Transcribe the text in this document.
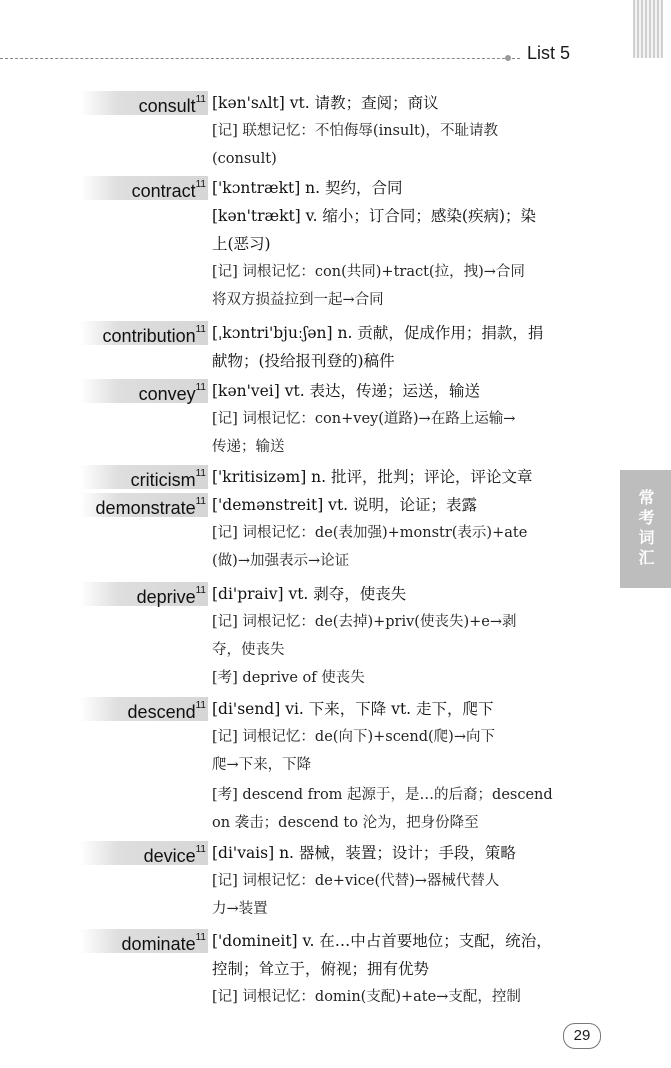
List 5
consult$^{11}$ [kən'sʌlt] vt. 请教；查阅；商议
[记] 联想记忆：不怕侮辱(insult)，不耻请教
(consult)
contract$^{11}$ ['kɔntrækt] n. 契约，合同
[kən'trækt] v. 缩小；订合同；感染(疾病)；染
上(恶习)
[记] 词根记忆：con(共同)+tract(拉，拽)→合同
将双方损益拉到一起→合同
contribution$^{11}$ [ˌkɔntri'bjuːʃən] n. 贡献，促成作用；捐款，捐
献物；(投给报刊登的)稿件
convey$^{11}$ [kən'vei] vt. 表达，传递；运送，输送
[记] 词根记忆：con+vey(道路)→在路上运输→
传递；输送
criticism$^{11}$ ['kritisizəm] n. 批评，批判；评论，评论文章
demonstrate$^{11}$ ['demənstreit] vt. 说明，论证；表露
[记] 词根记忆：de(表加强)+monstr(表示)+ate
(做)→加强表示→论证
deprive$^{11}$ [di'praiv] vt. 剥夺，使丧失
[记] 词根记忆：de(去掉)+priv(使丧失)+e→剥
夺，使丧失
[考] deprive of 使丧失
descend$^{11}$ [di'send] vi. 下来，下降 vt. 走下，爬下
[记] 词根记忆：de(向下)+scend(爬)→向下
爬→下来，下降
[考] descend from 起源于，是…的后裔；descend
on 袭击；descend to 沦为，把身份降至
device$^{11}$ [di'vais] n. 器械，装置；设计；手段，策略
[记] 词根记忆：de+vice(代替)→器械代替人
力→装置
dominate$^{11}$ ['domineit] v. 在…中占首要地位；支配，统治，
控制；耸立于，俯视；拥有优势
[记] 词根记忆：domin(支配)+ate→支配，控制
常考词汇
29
========================================================================
▶ **What you have to do**
Without including the pictures, return each record above exactly as it stands.

▶ **Task result**
Transcribe the text in this document.
List 5
consult$^{11}$ [kən'sʌlt] vt. 请教；查阅；商议
[记] 联想记忆：不怕侮辱(insult)，不耻请教
(consult)
contract$^{11}$ ['kɔntrækt] n. 契约，合同
[kən'trækt] v. 缩小；订合同；感染(疾病)；染
上(恶习)
[记] 词根记忆：con(共同)+tract(拉，拽)→合同
将双方损益拉到一起→合同
contribution$^{11}$ [ˌkɔntri'bjuːʃən] n. 贡献，促成作用；捐款，捐
献物；(投给报刊登的)稿件
convey$^{11}$ [kən'vei] vt. 表达，传递；运送，输送
[记] 词根记忆：con+vey(道路)→在路上运输→
传递；输送
criticism$^{11}$ ['kritisizəm] n. 批评，批判；评论，评论文章
demonstrate$^{11}$ ['demənstreit] vt. 说明，论证；表露
[记] 词根记忆：de(表加强)+monstr(表示)+ate
(做)→加强表示→论证
deprive$^{11}$ [di'praiv] vt. 剥夺，使丧失
[记] 词根记忆：de(去掉)+priv(使丧失)+e→剥
夺，使丧失
[考] deprive of 使丧失
descend$^{11}$ [di'send] vi. 下来，下降 vt. 走下，爬下
[记] 词根记忆：de(向下)+scend(爬)→向下
爬→下来，下降
[考] descend from 起源于，是…的后裔；descend
on 袭击；descend to 沦为，把身份降至
device$^{11}$ [di'vais] n. 器械，装置；设计；手段，策略
[记] 词根记忆：de+vice(代替)→器械代替人
力→装置
dominate$^{11}$ ['domineit] v. 在…中占首要地位；支配，统治，
控制；耸立于，俯视；拥有优势
[记] 词根记忆：domin(支配)+ate→支配，控制
常考词汇
29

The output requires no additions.